O QUE FAZER
1. Transcreva do relato sobre os acidentes na estrada o trecho que começa em "P/1 – Estava" e termina em "com o caminhão.".
2. Retome o relato sobre os acidentes na estrada e dê continuidade a ele a partir do ponto em que termina.

R – Nós estávamos indo pra... acho que era Bragança. Na descida da serra, quem vai pra Mairiporã ali, eu só vi o cara atravessar e no meio não tinha a separação, aquele concreto, era direto. O cara desceu pro barranco. Eu parei o caminhão, só que o cara estava numa árvore assim fininha, parado, e o barranco lá pra baixo. E eles estavam dentro do carro. Aí eu lembrei de uma coisa, eu falei: “Vamos fazer o seguinte”. Fui lá no caminhão correndo, peguei uma corda, aí já começou a parar uma monte de gente. Peguei uma corda, pá, pá, fui lá e comecei a amarrar o carro. Eu falei: “Vou amarrar aqui onde dá pra amarrar e segurar. Tinha uns carros parando e começamos a por nos carros porque ia amarrar onde? Não tinha árvore, não tinha nada. Aí amarrei em umas duas rodas de um, duas rodas de outro lá e seguramos. Teve um outro rapaz que desceu, tentou ver se conseguia tirar mas as portas estavam prensadas pra dentro. Tivemos que bater na parte de trás do carro, não lembro que carro que era, e foi uma outra pessoa ajudar pra tirar os caras de dentro. E teve um outro acidente que teve na Estrada Velha de Mairiporã, a estrada que vai sair onde tem a represa de Mairiporã. O cara foi ultrapassar, mão dupla, pegou outro de frente. Ali foi mais grave. Mas naquela época você podia mexer com as pessoas, não tinha problema de você tirar. Conseguimos tirar o pessoal do carro até o bombeiro vir, o caramba a quatro. Um ficou prensado com a perna na lataria e com o macaco nós conseguimos mexer. Tinha mais um pessoal ajudando e o cara deu a ideia: “Meu, põe o macaco, de repente nós conseguimos tirar o pé dele”. Aí conseguimos colocar o macaco no meio e levantando o macaco pra poder tirar.
P/1 – Estava vivo ainda?
R – Estava. Ele só ficou preso com a perna. Mas ele ficou preso assim, o banco meio pra frente, ele ficou preso com a perna... porque eles bateram de frente, então no canto do lado do carro que afundou mais. Nós conseguimos tirar. Eu já cheguei a cochilar na estrada com o caminhão.
P/1 – Ah, é?

DADOS DISPONÍVEIS
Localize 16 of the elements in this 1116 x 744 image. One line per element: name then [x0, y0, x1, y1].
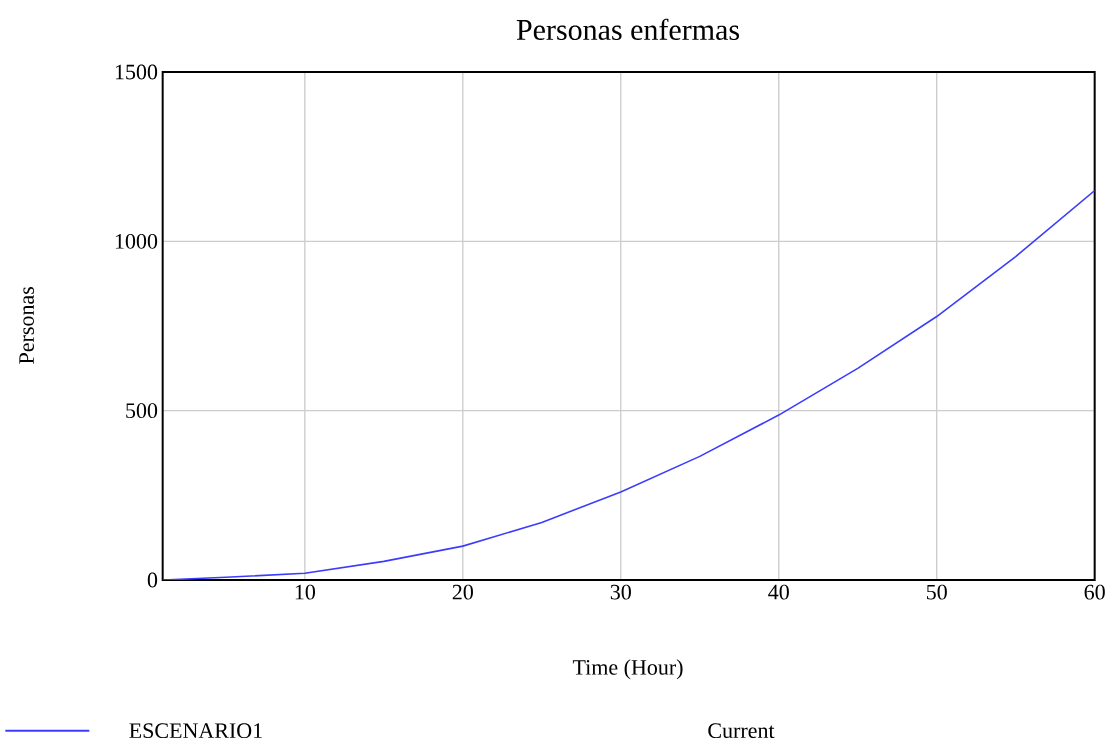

RESULTADOS POR TAREFA
1.
P/1 – Estava vivo ainda?
R – Estava. Ele só ficou preso com a perna. Mas ele ficou preso assim, o banco meio pra frente, ele ficou preso com a perna... porque eles bateram de frente, então no canto do lado do carro que afundou mais. Nós conseguimos tirar. Eu já cheguei a cochilar na estrada com o caminhão.

2.
R – Eu estava na Bandeirantes. Eu estava voltando de Poços de Caldas. Estava um calor do caramba e eu não tinha almoçado, estava só bebendo água e esse ajudando que estava comigo, esse rapaz. Eu sei que eu estava, eu só lembro de uma coisa, eu estava aqui na direita, eu só escutei o barulho da carreta fazer assim, uounn, e eu já estava no meio do caminho. Eu sei que eu consegui, aí eu voltei, eu parei o carro, mas eu não aguentava, eu tremia. Tremia, tremia, tremia. Joguei água na cabeça, fiquei acho que uns 20, 30 minutos parado, eu fiquei intacto. A carreta não pegou nós aqui, deu de assim, porque Deus não quis naquela hora. Porque eu atravessei, daqui eu vim assim, eu não vi, eu apaguei. Eu só escutei o barulho da carreta. Quando eu escutei, eu vejo, eu já estava assim. Eu consegui ainda contornar mais ou menos pra cá um pouco, a carreta, zum, passou. Mas passou assim, ia pegar meu lado inteiro, que eu estava indo ao contrário, ele ia pegar meu lado aqui, inteirinho. Daí pra frente eu fiquei mais esperto. Quando eu via que eu ia dar uma piscada eu encostava, jogava uma água na cabeça, ficava uns 15, 20 minutos ali e seguia de novo.
P/1 – Mas você gosta da profissão, né?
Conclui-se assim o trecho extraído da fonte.